Extract ▸
★ ★ ★ ★

For example, you could be having a snack with your girl friends, and say
"와 이 떡볶이 열라매워! 스트레스가 확 풀린다" (Omg, this 떡볶이 is spicy as f***! I feel like all of my stress disappeared.)

Unfortunately, the etymology of this word is a little bit more questionable (the avoidance of the word "penis" is what makes it a little less vulgar). Story has it that "열라" comes from the fact that if you have an extremely vigorous sex, you can heat up your 좆 via the friction.

Yeah.

In the similar vein, sometimes the older generation will use the phrase "좆빠지게," which means to the point where your penis falls off. Stretch your imagination in the context of sex, and deduce for yourselves why this is used as an exaggeration or a strong affirmation of an adjective. For example, you can say
"좆빠지게 일했는데 월급은 겨우 130이네." (I worked my penis off, and my paycheque for the month is only $1300 USD = 1,300,000 Korean won.)

No one believes me when I say that Korean is an extremely vulgar language. Maybe I will pique your interest if I say that literally no one on the internet will be offended by you using the word "존나." You can do much, much worse!


Friday, July 13, 2018

#125. 한국 vs. 독일 -- Korea vs. Germany

I hesitate a little to write this post, because Germany ranks at 7th place in the list of countries that visit my blog most frequently. So perhaps I will start this blog post with a disclaimer that I couldn't care less about the World Cup (really, I'm more of a Canadian than anything else!) and that the Germans beat Canada in Men's hockey in the Pyeongchang Winter Olympics... That one still hurts!

That's solid, Germany!

Previously, I had talked about the word "드립." It comes as the familiar form of the word "ad lib" ("애드립" in Korean; to make it a familiar form in slang, just take off the first letter to get "드립", just like how you would omit the last name of a Korean person to be more familiar with them!)

★ ★ ★ ★

Supplied entries ▸
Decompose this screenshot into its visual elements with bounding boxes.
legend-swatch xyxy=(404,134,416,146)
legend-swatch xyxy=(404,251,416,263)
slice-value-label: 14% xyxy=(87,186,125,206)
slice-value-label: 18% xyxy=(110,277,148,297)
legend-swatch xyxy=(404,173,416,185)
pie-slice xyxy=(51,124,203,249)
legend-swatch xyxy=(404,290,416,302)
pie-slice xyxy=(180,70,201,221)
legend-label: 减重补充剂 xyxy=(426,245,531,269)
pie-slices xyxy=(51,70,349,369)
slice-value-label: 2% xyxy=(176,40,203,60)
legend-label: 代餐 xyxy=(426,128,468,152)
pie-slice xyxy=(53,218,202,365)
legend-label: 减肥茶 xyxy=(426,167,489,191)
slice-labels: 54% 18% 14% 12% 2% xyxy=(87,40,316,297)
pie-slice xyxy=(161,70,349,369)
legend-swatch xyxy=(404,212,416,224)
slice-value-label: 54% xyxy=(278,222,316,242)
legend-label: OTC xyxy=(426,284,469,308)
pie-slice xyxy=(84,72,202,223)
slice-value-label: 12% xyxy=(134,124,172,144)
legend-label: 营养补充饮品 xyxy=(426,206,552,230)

★ ★ ★ ★

Job A ▸
Condense the paragraph of the blog excerpt that begins "I hesitate a little to write this post" into a short bulleted list that keeps its main facts.
Job B ▸
Summarize the blog excerpt in two sentences.
Job C ▸
Give back the stretch of the blog excerpt from "No one believes" through "one still hurts!".
The lines above come from a different source than the blog excerpt.

Result A ▸
- The writer hesitates to write the post because Germany ranks 7th among the countries that visit the blog most often.
- The post opens with a disclaimer: the writer couldn't care less about the World Cup and is more Canadian than anything else.
- Germany beat Canada in men's hockey at the Pyeongchang Winter Olympics, and that loss still hurts.

Result B ▸
The blog excerpt explains the Korean vulgar intensifiers "열라" and "좆빠지게" with example sentences and the sexual origins told for them, and it claims that Korean is an extremely vulgar language in which no one online will be offended by "존나." A post dated July 13, 2018, titled Korea vs. Germany, then opens with a disclaimer about the World Cup and German readers and recalls the earlier discussion of "드립," the familiar slang form of "ad lib."

Result C ▸
No one believes me when I say that Korean is an extremely vulgar language. Maybe I will pique your interest if I say that literally no one on the internet will be offended by you using the word "존나." You can do much, much worse!


Friday, July 13, 2018

#125. 한국 vs. 독일 -- Korea vs. Germany

I hesitate a little to write this post, because Germany ranks at 7th place in the list of countries that visit my blog most frequently. So perhaps I will start this blog post with a disclaimer that I couldn't care less about the World Cup (really, I'm more of a Canadian than anything else!) and that the Germans beat Canada in Men's hockey in the Pyeongchang Winter Olympics... That one still hurts!